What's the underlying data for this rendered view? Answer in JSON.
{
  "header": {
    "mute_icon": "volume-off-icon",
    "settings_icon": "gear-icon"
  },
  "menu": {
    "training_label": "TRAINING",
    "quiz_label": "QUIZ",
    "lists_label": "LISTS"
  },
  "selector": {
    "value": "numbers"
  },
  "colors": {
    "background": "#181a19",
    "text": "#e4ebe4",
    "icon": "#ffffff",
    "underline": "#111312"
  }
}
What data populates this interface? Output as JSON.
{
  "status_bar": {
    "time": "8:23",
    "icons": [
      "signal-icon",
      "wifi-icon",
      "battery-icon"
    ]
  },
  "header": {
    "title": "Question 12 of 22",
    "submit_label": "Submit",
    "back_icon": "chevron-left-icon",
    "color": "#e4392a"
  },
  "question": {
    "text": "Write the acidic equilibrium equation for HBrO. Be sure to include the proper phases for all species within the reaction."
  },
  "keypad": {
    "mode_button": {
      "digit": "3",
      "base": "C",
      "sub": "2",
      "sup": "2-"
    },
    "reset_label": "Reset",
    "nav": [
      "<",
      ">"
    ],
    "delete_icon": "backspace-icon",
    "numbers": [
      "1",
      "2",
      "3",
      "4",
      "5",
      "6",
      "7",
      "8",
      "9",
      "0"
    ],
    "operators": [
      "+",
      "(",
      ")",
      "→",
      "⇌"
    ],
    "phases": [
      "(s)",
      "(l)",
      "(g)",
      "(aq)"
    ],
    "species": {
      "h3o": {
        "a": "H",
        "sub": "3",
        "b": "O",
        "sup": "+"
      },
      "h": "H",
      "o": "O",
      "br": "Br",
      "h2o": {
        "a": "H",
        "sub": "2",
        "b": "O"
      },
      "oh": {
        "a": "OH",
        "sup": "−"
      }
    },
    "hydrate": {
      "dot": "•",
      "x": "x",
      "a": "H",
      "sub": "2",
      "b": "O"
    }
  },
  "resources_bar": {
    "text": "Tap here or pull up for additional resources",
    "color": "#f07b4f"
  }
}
--------
What is asked: Copy all of the data exactly.

Answer to the task:
What's the underlying data for this rendered view? Answer in JSON.
{
  "header": {
    "mute_icon": "volume-off-icon",
    "settings_icon": "gear-icon"
  },
  "menu": {
    "training_label": "TRAINING",
    "quiz_label": "QUIZ",
    "lists_label": "LISTS"
  },
  "selector": {
    "value": "numbers"
  },
  "colors": {
    "background": "#181a19",
    "text": "#e4ebe4",
    "icon": "#ffffff",
    "underline": "#111312"
  }
}
What data populates this interface? Output as JSON.
{
  "status_bar": {
    "time": "8:23",
    "icons": [
      "signal-icon",
      "wifi-icon",
      "battery-icon"
    ]
  },
  "header": {
    "title": "Question 12 of 22",
    "submit_label": "Submit",
    "back_icon": "chevron-left-icon",
    "color": "#e4392a"
  },
  "question": {
    "text": "Write the acidic equilibrium equation for HBrO. Be sure to include the proper phases for all species within the reaction."
  },
  "keypad": {
    "mode_button": {
      "digit": "3",
      "base": "C",
      "sub": "2",
      "sup": "2-"
    },
    "reset_label": "Reset",
    "nav": [
      "<",
      ">"
    ],
    "delete_icon": "backspace-icon",
    "numbers": [
      "1",
      "2",
      "3",
      "4",
      "5",
      "6",
      "7",
      "8",
      "9",
      "0"
    ],
    "operators": [
      "+",
      "(",
      ")",
      "→",
      "⇌"
    ],
    "phases": [
      "(s)",
      "(l)",
      "(g)",
      "(aq)"
    ],
    "species": {
      "h3o": {
        "a": "H",
        "sub": "3",
        "b": "O",
        "sup": "+"
      },
      "h": "H",
      "o": "O",
      "br": "Br",
      "h2o": {
        "a": "H",
        "sub": "2",
        "b": "O"
      },
      "oh": {
        "a": "OH",
        "sup": "−"
      }
    },
    "hydrate": {
      "dot": "•",
      "x": "x",
      "a": "H",
      "sub": "2",
      "b": "O"
    }
  },
  "resources_bar": {
    "text": "Tap here or pull up for additional resources",
    "color": "#f07b4f"
  }
}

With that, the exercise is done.